=== Input rows ===

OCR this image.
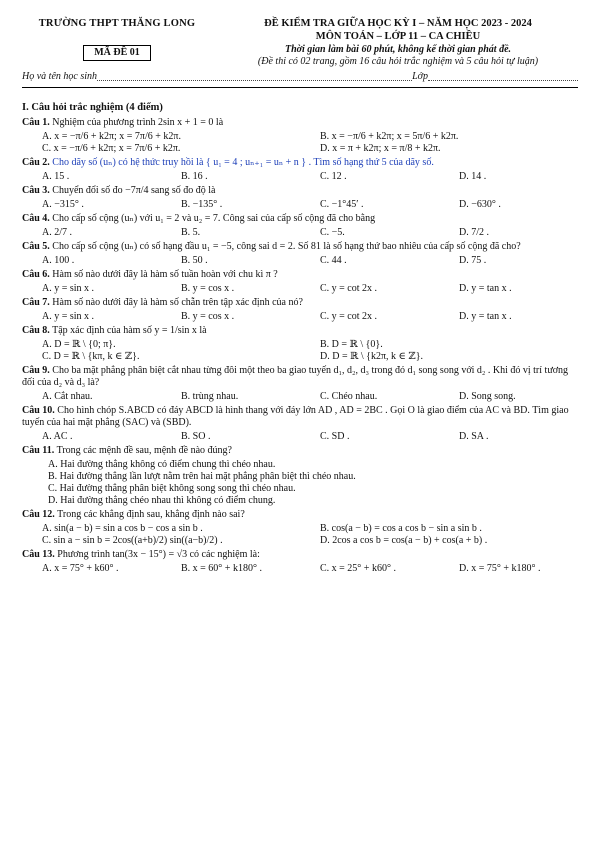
TRƯỜNG THPT THĂNG LONG
MÃ ĐỀ 01
ĐỀ KIỂM TRA GIỮA HỌC KỲ I – NĂM HỌC 2023 - 2024
MÔN TOÁN – LỚP 11 – CA CHIỀU
Thời gian làm bài 60 phút, không kể thời gian phát đề.
(Đề thi có 02 trang, gồm 16 câu hỏi trắc nghiệm và 5 câu hỏi tự luận)
Họ và tên học sinh	Lớp
I. Câu hỏi trắc nghiệm (4 điểm)
Câu 1. Nghiệm của phương trình 2sin x + 1 = 0 là
A. x = −π/6 + k2π; x = 7π/6 + k2π.	B. x = −π/6 + k2π; x = 5π/6 + k2π.
C. x = −π/6 + k2π; x = 7π/6 + k2π.	D. x = π + k2π; x = π/8 + k2π.
Câu 2. Cho dãy số (uₙ) có hệ thức truy hồi là { u₁ = 4 ; uₙ₊₁ = uₙ + n } . Tìm số hạng thứ 5 của dãy số.
A. 15 .	B. 16 .	C. 12 .	D. 14 .
Câu 3. Chuyển đổi số đo −7π/4 sang số đo độ là
A. −315° .	B. −135° .	C. −1°45′ .	D. −630° .
Câu 4. Cho cấp số cộng (uₙ) với u₁ = 2 và u₂ = 7. Công sai của cấp số cộng đã cho bằng
A. 2/7 .	B. 5.	C. −5.	D. 7/2 .
Câu 5. Cho cấp số cộng (uₙ) có số hạng đầu u₁ = −5, công sai d = 2. Số 81 là số hạng thứ bao nhiêu của cấp số cộng đã cho?
A. 100 .	B. 50 .	C. 44 .	D. 75 .
Câu 6. Hàm số nào dưới đây là hàm số tuần hoàn với chu kì π ?
A. y = sin x .	B. y = cos x .	C. y = cot 2x .	D. y = tan x .
Câu 7. Hàm số nào dưới đây là hàm số chẵn trên tập xác định của nó?
A. y = sin x .	B. y = cos x .	C. y = cot 2x .	D. y = tan x .
Câu 8. Tập xác định của hàm số y = 1/sin x là
A. D = ℝ \ {0; π}.	B. D = ℝ \ {0}.
C. D = ℝ \ {kπ, k ∈ ℤ}.	D. D = ℝ \ {k2π, k ∈ ℤ}.
Câu 9. Cho ba mặt phẳng phân biệt cắt nhau từng đôi một theo ba giao tuyến d₁, d₂, d₃ trong đó d₁ song song với d₂ . Khi đó vị trí tương đối của d₂ và d₃ là?
A. Cắt nhau.	B. trùng nhau.	C. Chéo nhau.	D. Song song.
Câu 10. Cho hình chóp S.ABCD có đáy ABCD là hình thang với đáy lớn AD , AD = 2BC . Gọi O là giao điểm của AC và BD. Tìm giao tuyến của hai mặt phẳng (SAC) và (SBD).
A. AC .	B. SO .	C. SD .	D. SA .
Câu 11. Trong các mệnh đề sau, mệnh đề nào đúng?
A. Hai đường thẳng không có điểm chung thì chéo nhau.
B. Hai đường thẳng lần lượt nằm trên hai mặt phẳng phân biệt thì chéo nhau.
C. Hai đường thẳng phân biệt không song song thì chéo nhau.
D. Hai đường thẳng chéo nhau thì không có điểm chung.
Câu 12. Trong các khẳng định sau, khẳng định nào sai?
A. sin(a − b) = sin a cos b − cos a sin b .	B. cos(a − b) = cos a cos b − sin a sin b .
C. sin a − sin b = 2cos((a+b)/2) sin((a−b)/2) .	D. 2cos a cos b = cos(a − b) + cos(a + b) .
Câu 13. Phương trình tan(3x − 15°) = √3 có các nghiệm là:
A. x = 75° + k60° .	B. x = 60° + k180° .	C. x = 25° + k60° .	D. x = 75° + k180° .
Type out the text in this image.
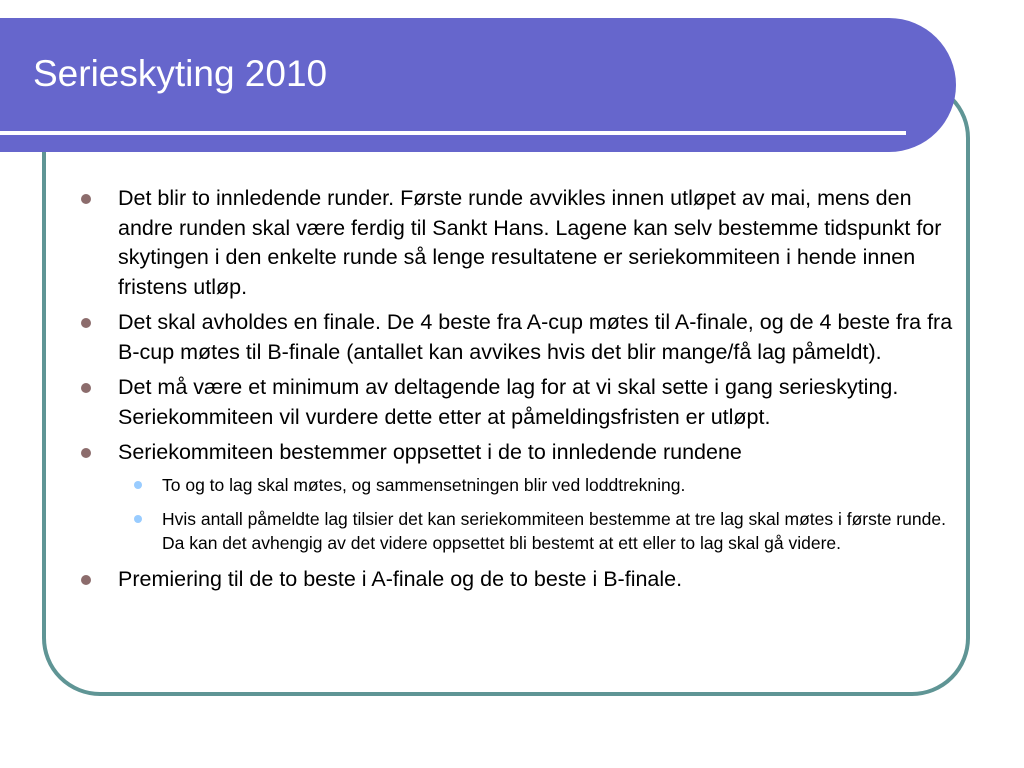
Serieskyting 2010
Det blir to innledende runder. Første runde avvikles innen utløpet av mai, mens den andre runden skal være ferdig til Sankt Hans. Lagene kan selv bestemme tidspunkt for skytingen i den enkelte runde så lenge resultatene er seriekommiteen i hende innen fristens utløp.
Det skal avholdes en finale. De 4 beste fra A-cup møtes til A-finale, og de 4 beste fra fra B-cup møtes til B-finale (antallet kan avvikes hvis det blir mange/få lag påmeldt).
Det må være et minimum av deltagende lag for at vi skal sette i gang serieskyting. Seriekommiteen vil vurdere dette etter at påmeldingsfristen er utløpt.
Seriekommiteen bestemmer oppsettet i de to innledende rundene
To og to lag skal møtes, og sammensetningen blir ved loddtrekning.
Hvis antall påmeldte lag tilsier det kan seriekommiteen bestemme at tre lag skal møtes i første runde. Da kan det avhengig av det videre oppsettet bli bestemt at ett eller to lag skal gå videre.
Premiering til de to beste i A-finale og de to beste i B-finale.
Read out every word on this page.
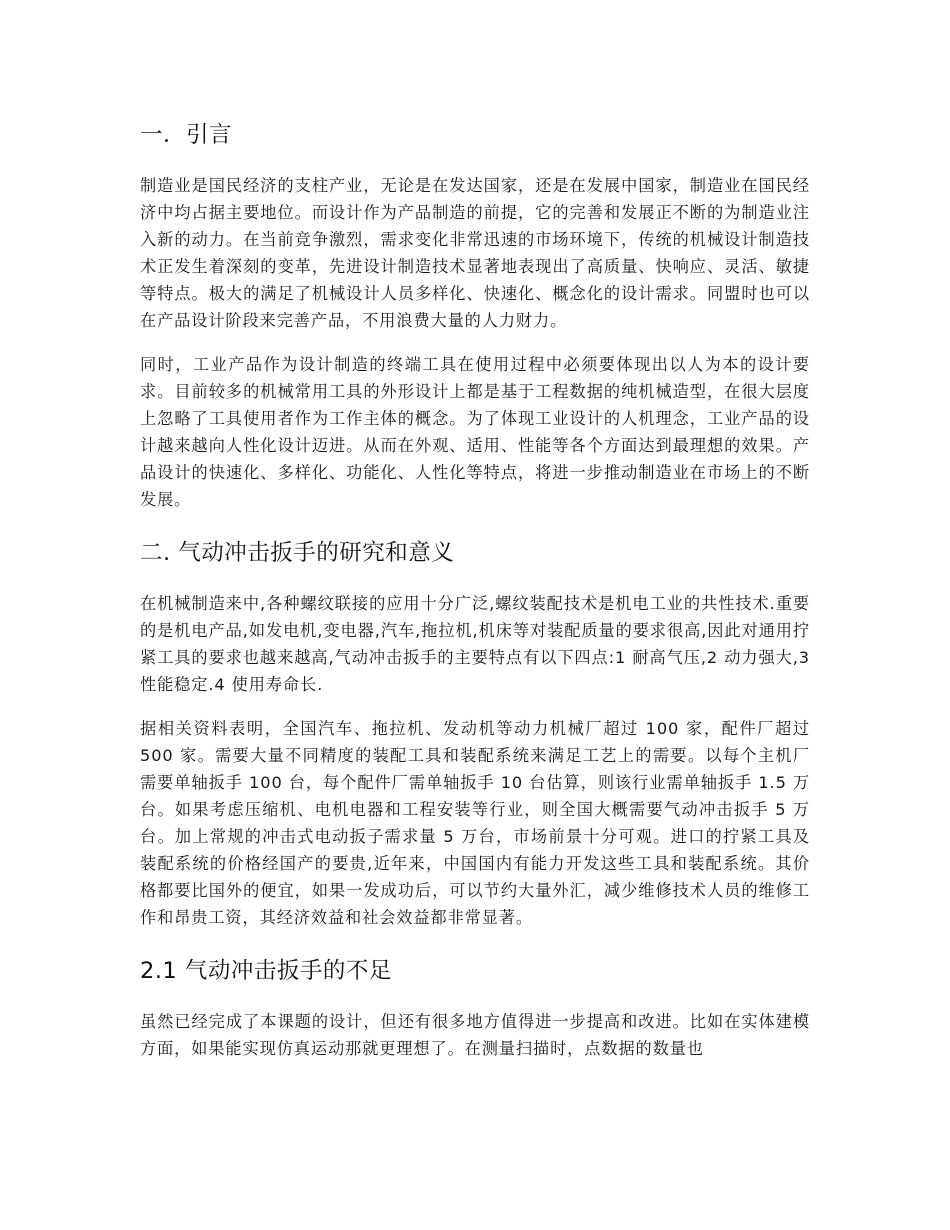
一．引言

制造业是国民经济的支柱产业，无论是在发达国家，还是在发展中国家，制造业在国民经济中均占据主要地位。而设计作为产品制造的前提，它的完善和发展正不断的为制造业注入新的动力。在当前竞争激烈，需求变化非常迅速的市场环境下，传统的机械设计制造技术正发生着深刻的变革，先进设计制造技术显著地表现出了高质量、快响应、灵活、敏捷等特点。极大的满足了机械设计人员多样化、快速化、概念化的设计需求。同盟时也可以在产品设计阶段来完善产品，不用浪费大量的人力财力。

同时，工业产品作为设计制造的终端工具在使用过程中必须要体现出以人为本的设计要求。目前较多的机械常用工具的外形设计上都是基于工程数据的纯机械造型，在很大层度上忽略了工具使用者作为工作主体的概念。为了体现工业设计的人机理念，工业产品的设计越来越向人性化设计迈进。从而在外观、适用、性能等各个方面达到最理想的效果。产品设计的快速化、多样化、功能化、人性化等特点，将进一步推动制造业在市场上的不断发展。

二. 气动冲击扳手的研究和意义

在机械制造来中,各种螺纹联接的应用十分广泛,螺纹装配技术是机电工业的共性技术.重要的是机电产品,如发电机,变电器,汽车,拖拉机,机床等对装配质量的要求很高,因此对通用拧紧工具的要求也越来越高,气动冲击扳手的主要特点有以下四点:1 耐高气压,2 动力强大,3 性能稳定.4 使用寿命长.

据相关资料表明，全国汽车、拖拉机、发动机等动力机械厂超过 100 家，配件厂超过 500 家。需要大量不同精度的装配工具和装配系统来满足工艺上的需要。以每个主机厂需要单轴扳手 100 台，每个配件厂需单轴扳手 10 台估算，则该行业需单轴扳手 1.5 万台。如果考虑压缩机、电机电器和工程安装等行业，则全国大概需要气动冲击扳手 5 万台。加上常规的冲击式电动扳子需求量 5 万台，市场前景十分可观。进口的拧紧工具及装配系统的价格经国产的要贵,近年来，中国国内有能力开发这些工具和装配系统。其价格都要比国外的便宜，如果一发成功后，可以节约大量外汇，减少维修技术人员的维修工作和昂贵工资，其经济效益和社会效益都非常显著。

2.1 气动冲击扳手的不足

虽然已经完成了本课题的设计，但还有很多地方值得进一步提高和改进。比如在实体建模方面，如果能实现仿真运动那就更理想了。在测量扫描时，点数据的数量也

===

*Task prompt*:
Reproduce the whole listing above word for word, but not its pictures.

*Output for this exercise*:
OCR this image.
TRƯỜNG THPT THĂNG LONG
MÃ ĐỀ 01
ĐỀ KIỂM TRA GIỮA HỌC KỲ I – NĂM HỌC 2023 - 2024
MÔN TOÁN – LỚP 11 – CA CHIỀU
Thời gian làm bài 60 phút, không kể thời gian phát đề.
(Đề thi có 02 trang, gồm 16 câu hỏi trắc nghiệm và 5 câu hỏi tự luận)
Họ và tên học sinh	Lớp
I. Câu hỏi trắc nghiệm (4 điểm)
Câu 1. Nghiệm của phương trình 2sin x + 1 = 0 là
A. x = −π/6 + k2π; x = 7π/6 + k2π.	B. x = −π/6 + k2π; x = 5π/6 + k2π.
C. x = −π/6 + k2π; x = 7π/6 + k2π.	D. x = π + k2π; x = π/8 + k2π.
Câu 2. Cho dãy số (uₙ) có hệ thức truy hồi là { u₁ = 4 ; uₙ₊₁ = uₙ + n } . Tìm số hạng thứ 5 của dãy số.
A. 15 .	B. 16 .	C. 12 .	D. 14 .
Câu 3. Chuyển đổi số đo −7π/4 sang số đo độ là
A. −315° .	B. −135° .	C. −1°45′ .	D. −630° .
Câu 4. Cho cấp số cộng (uₙ) với u₁ = 2 và u₂ = 7. Công sai của cấp số cộng đã cho bằng
A. 2/7 .	B. 5.	C. −5.	D. 7/2 .
Câu 5. Cho cấp số cộng (uₙ) có số hạng đầu u₁ = −5, công sai d = 2. Số 81 là số hạng thứ bao nhiêu của cấp số cộng đã cho?
A. 100 .	B. 50 .	C. 44 .	D. 75 .
Câu 6. Hàm số nào dưới đây là hàm số tuần hoàn với chu kì π ?
A. y = sin x .	B. y = cos x .	C. y = cot 2x .	D. y = tan x .
Câu 7. Hàm số nào dưới đây là hàm số chẵn trên tập xác định của nó?
A. y = sin x .	B. y = cos x .	C. y = cot 2x .	D. y = tan x .
Câu 8. Tập xác định của hàm số y = 1/sin x là
A. D = ℝ \ {0; π}.	B. D = ℝ \ {0}.
C. D = ℝ \ {kπ, k ∈ ℤ}.	D. D = ℝ \ {k2π, k ∈ ℤ}.
Câu 9. Cho ba mặt phẳng phân biệt cắt nhau từng đôi một theo ba giao tuyến d₁, d₂, d₃ trong đó d₁ song song với d₂ . Khi đó vị trí tương đối của d₂ và d₃ là?
A. Cắt nhau.	B. trùng nhau.	C. Chéo nhau.	D. Song song.
Câu 10. Cho hình chóp S.ABCD có đáy ABCD là hình thang với đáy lớn AD , AD = 2BC . Gọi O là giao điểm của AC và BD. Tìm giao tuyến của hai mặt phẳng (SAC) và (SBD).
A. AC .	B. SO .	C. SD .	D. SA .
Câu 11. Trong các mệnh đề sau, mệnh đề nào đúng?
A. Hai đường thẳng không có điểm chung thì chéo nhau.
B. Hai đường thẳng lần lượt nằm trên hai mặt phẳng phân biệt thì chéo nhau.
C. Hai đường thẳng phân biệt không song song thì chéo nhau.
D. Hai đường thẳng chéo nhau thì không có điểm chung.
Câu 12. Trong các khẳng định sau, khẳng định nào sai?
A. sin(a − b) = sin a cos b − cos a sin b .	B. cos(a − b) = cos a cos b − sin a sin b .
C. sin a − sin b = 2cos((a+b)/2) sin((a−b)/2) .	D. 2cos a cos b = cos(a − b) + cos(a + b) .
Câu 13. Phương trình tan(3x − 15°) = √3 có các nghiệm là:
A. x = 75° + k60° .	B. x = 60° + k180° .	C. x = 25° + k60° .	D. x = 75° + k180° .
Type out the text in this image.
Serieskyting 2010
Det blir to innledende runder. Første runde avvikles innen utløpet av mai, mens den andre runden skal være ferdig til Sankt Hans. Lagene kan selv bestemme tidspunkt for skytingen i den enkelte runde så lenge resultatene er seriekommiteen i hende innen fristens utløp.
Det skal avholdes en finale. De 4 beste fra A-cup møtes til A-finale, og de 4 beste fra fra B-cup møtes til B-finale (antallet kan avvikes hvis det blir mange/få lag påmeldt).
Det må være et minimum av deltagende lag for at vi skal sette i gang serieskyting. Seriekommiteen vil vurdere dette etter at påmeldingsfristen er utløpt.
Seriekommiteen bestemmer oppsettet i de to innledende rundene
To og to lag skal møtes, og sammensetningen blir ved loddtrekning.
Hvis antall påmeldte lag tilsier det kan seriekommiteen bestemme at tre lag skal møtes i første runde. Da kan det avhengig av det videre oppsettet bli bestemt at ett eller to lag skal gå videre.
Premiering til de to beste i A-finale og de to beste i B-finale.
Read out every word on this page.
一．引言

制造业是国民经济的支柱产业，无论是在发达国家，还是在发展中国家，制造业在国民经济中均占据主要地位。而设计作为产品制造的前提，它的完善和发展正不断的为制造业注入新的动力。在当前竞争激烈，需求变化非常迅速的市场环境下，传统的机械设计制造技术正发生着深刻的变革，先进设计制造技术显著地表现出了高质量、快响应、灵活、敏捷等特点。极大的满足了机械设计人员多样化、快速化、概念化的设计需求。同盟时也可以在产品设计阶段来完善产品，不用浪费大量的人力财力。

同时，工业产品作为设计制造的终端工具在使用过程中必须要体现出以人为本的设计要求。目前较多的机械常用工具的外形设计上都是基于工程数据的纯机械造型，在很大层度上忽略了工具使用者作为工作主体的概念。为了体现工业设计的人机理念，工业产品的设计越来越向人性化设计迈进。从而在外观、适用、性能等各个方面达到最理想的效果。产品设计的快速化、多样化、功能化、人性化等特点，将进一步推动制造业在市场上的不断发展。

二. 气动冲击扳手的研究和意义

在机械制造来中,各种螺纹联接的应用十分广泛,螺纹装配技术是机电工业的共性技术.重要的是机电产品,如发电机,变电器,汽车,拖拉机,机床等对装配质量的要求很高,因此对通用拧紧工具的要求也越来越高,气动冲击扳手的主要特点有以下四点:1 耐高气压,2 动力强大,3 性能稳定.4 使用寿命长.

据相关资料表明，全国汽车、拖拉机、发动机等动力机械厂超过 100 家，配件厂超过 500 家。需要大量不同精度的装配工具和装配系统来满足工艺上的需要。以每个主机厂需要单轴扳手 100 台，每个配件厂需单轴扳手 10 台估算，则该行业需单轴扳手 1.5 万台。如果考虑压缩机、电机电器和工程安装等行业，则全国大概需要气动冲击扳手 5 万台。加上常规的冲击式电动扳子需求量 5 万台，市场前景十分可观。进口的拧紧工具及装配系统的价格经国产的要贵,近年来，中国国内有能力开发这些工具和装配系统。其价格都要比国外的便宜，如果一发成功后，可以节约大量外汇，减少维修技术人员的维修工作和昂贵工资，其经济效益和社会效益都非常显著。

2.1 气动冲击扳手的不足

虽然已经完成了本课题的设计，但还有很多地方值得进一步提高和改进。比如在实体建模方面，如果能实现仿真运动那就更理想了。在测量扫描时，点数据的数量也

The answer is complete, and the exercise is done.